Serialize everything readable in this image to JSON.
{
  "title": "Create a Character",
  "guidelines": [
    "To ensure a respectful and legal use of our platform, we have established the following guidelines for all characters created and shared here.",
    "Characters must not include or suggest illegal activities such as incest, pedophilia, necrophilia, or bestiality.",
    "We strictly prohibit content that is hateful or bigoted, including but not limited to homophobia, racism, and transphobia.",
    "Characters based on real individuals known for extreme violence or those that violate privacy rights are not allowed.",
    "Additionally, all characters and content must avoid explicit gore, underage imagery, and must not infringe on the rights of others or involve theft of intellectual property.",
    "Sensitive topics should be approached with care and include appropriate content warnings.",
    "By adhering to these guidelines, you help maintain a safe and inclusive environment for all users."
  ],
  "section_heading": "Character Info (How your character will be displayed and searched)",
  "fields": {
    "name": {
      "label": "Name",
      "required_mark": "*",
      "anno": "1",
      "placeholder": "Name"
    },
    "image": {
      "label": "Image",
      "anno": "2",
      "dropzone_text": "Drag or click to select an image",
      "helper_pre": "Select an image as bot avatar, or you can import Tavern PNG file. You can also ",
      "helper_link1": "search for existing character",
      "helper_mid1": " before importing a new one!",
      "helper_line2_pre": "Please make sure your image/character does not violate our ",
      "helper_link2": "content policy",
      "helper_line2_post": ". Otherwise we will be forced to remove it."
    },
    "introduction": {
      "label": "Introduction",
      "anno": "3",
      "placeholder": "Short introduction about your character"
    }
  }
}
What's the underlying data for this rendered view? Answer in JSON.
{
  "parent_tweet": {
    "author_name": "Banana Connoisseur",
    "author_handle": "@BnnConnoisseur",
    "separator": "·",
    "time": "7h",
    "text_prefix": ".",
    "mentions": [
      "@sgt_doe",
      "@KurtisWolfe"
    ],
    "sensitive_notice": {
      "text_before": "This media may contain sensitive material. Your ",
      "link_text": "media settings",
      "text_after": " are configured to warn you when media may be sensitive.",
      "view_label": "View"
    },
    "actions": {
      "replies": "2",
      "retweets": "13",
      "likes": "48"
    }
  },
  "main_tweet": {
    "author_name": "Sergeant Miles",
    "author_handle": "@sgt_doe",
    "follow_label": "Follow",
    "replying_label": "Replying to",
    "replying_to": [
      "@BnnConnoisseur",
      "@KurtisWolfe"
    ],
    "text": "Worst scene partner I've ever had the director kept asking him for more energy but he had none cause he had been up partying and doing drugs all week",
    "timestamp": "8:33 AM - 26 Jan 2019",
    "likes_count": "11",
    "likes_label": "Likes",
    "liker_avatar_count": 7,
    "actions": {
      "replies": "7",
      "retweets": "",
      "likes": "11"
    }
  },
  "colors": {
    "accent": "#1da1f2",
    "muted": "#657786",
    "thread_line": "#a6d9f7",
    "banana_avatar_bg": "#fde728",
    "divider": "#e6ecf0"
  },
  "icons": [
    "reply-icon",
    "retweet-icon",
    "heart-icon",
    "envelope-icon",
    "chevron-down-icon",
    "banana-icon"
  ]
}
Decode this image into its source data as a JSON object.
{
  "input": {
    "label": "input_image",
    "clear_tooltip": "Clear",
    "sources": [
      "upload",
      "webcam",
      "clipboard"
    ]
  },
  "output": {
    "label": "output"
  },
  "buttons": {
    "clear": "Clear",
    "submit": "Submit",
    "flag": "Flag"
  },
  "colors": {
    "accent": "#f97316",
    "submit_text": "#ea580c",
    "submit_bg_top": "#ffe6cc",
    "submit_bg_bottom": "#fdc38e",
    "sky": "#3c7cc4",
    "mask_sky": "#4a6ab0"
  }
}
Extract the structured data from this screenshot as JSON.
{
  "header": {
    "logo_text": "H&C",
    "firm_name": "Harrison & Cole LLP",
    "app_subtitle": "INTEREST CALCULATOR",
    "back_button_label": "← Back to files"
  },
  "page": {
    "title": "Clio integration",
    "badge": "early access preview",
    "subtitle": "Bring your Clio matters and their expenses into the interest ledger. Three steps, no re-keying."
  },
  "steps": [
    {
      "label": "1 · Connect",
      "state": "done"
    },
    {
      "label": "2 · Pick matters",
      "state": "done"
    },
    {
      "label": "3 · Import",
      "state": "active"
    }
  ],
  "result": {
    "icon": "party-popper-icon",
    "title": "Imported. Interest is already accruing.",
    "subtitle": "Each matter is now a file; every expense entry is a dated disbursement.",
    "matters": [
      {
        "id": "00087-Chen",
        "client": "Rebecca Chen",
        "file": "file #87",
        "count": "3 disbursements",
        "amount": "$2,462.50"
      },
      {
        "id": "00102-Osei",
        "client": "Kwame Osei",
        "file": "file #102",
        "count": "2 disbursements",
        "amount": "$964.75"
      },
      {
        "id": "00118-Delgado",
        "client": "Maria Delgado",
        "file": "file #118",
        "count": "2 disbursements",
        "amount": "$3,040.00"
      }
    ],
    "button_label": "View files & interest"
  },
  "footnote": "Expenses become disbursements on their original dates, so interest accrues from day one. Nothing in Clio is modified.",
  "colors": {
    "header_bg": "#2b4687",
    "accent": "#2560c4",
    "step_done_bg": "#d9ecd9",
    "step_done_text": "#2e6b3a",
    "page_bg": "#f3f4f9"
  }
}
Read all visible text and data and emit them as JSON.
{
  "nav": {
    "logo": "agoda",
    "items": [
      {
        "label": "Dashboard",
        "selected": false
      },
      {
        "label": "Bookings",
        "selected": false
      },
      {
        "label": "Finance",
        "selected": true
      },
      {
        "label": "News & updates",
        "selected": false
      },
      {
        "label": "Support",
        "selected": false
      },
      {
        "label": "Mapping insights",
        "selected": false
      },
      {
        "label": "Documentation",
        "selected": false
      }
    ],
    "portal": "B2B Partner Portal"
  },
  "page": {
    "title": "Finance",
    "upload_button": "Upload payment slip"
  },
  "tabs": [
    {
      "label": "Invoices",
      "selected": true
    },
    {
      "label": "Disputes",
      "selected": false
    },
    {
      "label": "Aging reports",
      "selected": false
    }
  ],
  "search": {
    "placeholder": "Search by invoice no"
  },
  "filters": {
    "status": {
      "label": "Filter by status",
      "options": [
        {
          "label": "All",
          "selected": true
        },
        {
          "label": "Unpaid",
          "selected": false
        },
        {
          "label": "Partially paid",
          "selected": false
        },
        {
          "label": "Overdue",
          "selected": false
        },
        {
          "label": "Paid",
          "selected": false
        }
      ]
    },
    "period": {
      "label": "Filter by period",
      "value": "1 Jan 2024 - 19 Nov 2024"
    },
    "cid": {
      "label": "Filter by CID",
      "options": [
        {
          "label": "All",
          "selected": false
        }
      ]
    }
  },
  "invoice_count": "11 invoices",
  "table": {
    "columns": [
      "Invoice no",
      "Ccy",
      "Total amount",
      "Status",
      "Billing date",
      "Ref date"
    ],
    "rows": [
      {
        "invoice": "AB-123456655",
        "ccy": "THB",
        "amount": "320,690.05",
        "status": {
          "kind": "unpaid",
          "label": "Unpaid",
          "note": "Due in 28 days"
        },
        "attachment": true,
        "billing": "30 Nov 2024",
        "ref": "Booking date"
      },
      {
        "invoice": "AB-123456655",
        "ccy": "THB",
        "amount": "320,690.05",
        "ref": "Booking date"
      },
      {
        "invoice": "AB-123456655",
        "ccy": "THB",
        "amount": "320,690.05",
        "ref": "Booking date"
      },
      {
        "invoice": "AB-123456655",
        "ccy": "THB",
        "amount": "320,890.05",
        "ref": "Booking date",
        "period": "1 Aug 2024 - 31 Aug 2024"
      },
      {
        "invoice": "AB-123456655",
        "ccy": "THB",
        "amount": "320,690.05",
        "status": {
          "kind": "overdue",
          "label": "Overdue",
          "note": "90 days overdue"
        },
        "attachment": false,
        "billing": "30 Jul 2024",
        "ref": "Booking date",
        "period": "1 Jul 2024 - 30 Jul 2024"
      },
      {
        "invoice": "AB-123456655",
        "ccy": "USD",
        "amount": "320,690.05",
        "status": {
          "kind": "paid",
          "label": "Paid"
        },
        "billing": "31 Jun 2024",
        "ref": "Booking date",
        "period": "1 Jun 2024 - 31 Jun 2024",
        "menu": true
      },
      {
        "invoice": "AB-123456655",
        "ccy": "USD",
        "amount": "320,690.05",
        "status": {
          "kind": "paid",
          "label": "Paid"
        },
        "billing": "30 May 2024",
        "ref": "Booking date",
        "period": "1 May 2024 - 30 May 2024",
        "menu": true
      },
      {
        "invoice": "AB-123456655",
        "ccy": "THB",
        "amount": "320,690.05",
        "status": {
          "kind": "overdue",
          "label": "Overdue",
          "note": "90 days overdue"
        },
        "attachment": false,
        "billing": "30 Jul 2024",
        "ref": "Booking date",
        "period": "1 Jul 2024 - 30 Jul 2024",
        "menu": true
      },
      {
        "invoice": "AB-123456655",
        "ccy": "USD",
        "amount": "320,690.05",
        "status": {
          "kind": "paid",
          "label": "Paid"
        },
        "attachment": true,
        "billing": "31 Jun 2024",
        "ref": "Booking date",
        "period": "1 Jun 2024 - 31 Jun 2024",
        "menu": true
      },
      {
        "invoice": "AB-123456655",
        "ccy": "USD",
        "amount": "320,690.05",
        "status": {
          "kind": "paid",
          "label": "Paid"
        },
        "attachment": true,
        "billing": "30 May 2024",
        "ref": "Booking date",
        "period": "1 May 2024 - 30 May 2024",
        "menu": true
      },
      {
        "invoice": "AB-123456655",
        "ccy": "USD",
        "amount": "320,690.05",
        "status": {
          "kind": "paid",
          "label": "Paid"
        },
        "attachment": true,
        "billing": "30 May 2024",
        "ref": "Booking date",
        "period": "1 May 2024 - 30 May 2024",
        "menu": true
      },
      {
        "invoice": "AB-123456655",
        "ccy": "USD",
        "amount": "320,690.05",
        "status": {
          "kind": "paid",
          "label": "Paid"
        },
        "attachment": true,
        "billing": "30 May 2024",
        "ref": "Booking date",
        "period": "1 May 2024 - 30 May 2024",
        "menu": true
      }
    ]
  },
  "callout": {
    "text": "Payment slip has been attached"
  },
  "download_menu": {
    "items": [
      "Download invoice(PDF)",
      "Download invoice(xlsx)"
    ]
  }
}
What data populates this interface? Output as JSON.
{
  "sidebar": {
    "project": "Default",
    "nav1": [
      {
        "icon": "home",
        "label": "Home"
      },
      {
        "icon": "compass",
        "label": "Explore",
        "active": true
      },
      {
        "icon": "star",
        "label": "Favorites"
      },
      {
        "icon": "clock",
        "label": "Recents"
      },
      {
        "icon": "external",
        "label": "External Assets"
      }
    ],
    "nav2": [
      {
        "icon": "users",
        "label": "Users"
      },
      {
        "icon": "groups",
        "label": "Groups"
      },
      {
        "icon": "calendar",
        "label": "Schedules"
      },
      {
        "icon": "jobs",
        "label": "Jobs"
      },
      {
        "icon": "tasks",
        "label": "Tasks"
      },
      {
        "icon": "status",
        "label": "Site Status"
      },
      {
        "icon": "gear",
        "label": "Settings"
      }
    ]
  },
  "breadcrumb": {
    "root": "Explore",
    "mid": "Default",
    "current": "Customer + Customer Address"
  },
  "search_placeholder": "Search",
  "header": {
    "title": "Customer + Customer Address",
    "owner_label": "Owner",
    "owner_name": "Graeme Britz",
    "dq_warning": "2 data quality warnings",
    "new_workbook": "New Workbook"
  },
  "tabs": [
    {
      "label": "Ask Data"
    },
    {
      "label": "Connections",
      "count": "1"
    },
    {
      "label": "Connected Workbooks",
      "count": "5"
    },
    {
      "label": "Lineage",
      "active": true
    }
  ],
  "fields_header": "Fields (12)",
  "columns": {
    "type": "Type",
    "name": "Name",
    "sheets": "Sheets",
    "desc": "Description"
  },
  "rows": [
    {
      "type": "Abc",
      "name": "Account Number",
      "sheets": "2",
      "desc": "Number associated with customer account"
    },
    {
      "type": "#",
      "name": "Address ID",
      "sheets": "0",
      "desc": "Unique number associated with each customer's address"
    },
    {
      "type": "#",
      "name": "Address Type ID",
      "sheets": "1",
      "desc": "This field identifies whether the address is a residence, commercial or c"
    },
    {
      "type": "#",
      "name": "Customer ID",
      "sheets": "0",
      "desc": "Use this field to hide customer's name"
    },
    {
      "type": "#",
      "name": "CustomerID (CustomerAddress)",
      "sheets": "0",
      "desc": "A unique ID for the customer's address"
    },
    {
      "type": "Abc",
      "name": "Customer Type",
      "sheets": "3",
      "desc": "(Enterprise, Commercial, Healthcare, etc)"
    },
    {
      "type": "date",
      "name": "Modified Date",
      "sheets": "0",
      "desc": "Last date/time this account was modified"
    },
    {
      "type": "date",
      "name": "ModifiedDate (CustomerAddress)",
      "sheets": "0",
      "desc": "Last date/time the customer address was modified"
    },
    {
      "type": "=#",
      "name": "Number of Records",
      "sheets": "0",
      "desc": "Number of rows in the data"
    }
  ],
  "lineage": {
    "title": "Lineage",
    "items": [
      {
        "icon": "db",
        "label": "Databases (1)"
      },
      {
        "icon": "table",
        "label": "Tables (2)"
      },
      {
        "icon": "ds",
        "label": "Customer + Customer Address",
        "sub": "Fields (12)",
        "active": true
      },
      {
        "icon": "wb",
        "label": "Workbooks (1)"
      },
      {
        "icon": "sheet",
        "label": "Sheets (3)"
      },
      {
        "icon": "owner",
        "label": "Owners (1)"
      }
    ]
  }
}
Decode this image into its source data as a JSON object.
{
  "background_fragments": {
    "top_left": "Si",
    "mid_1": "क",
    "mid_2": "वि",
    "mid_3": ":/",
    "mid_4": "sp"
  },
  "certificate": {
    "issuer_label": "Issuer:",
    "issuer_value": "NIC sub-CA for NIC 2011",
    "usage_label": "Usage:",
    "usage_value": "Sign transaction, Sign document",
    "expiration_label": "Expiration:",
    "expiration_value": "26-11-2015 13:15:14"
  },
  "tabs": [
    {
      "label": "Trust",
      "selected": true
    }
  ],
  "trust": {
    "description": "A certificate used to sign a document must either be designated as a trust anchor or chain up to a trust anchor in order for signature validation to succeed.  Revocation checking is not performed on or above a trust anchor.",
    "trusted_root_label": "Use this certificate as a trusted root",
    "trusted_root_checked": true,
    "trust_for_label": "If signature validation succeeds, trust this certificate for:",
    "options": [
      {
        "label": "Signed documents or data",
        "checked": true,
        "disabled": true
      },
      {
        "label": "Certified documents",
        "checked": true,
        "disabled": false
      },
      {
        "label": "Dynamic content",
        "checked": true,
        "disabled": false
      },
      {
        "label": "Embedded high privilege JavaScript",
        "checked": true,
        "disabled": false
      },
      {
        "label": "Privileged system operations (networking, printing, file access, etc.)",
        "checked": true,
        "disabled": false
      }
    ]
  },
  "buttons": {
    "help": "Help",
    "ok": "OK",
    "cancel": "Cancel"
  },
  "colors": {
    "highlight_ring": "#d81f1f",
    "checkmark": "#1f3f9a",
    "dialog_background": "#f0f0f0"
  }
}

========

Exercise instructions: Show the lines of the data that hold the word "content".

Full answer:
    "We strictly prohibit content that is hateful or bigoted, including but not limited to homophobia, racism, and transphobia.",
    "Additionally, all characters and content must avoid explicit gore, underage imagery, and must not infringe on the rights of others or involve theft of intellectual property.",
    "Sensitive topics should be approached with care and include appropriate content warnings.",
      "helper_link2": "content policy",
        "label": "Dynamic content",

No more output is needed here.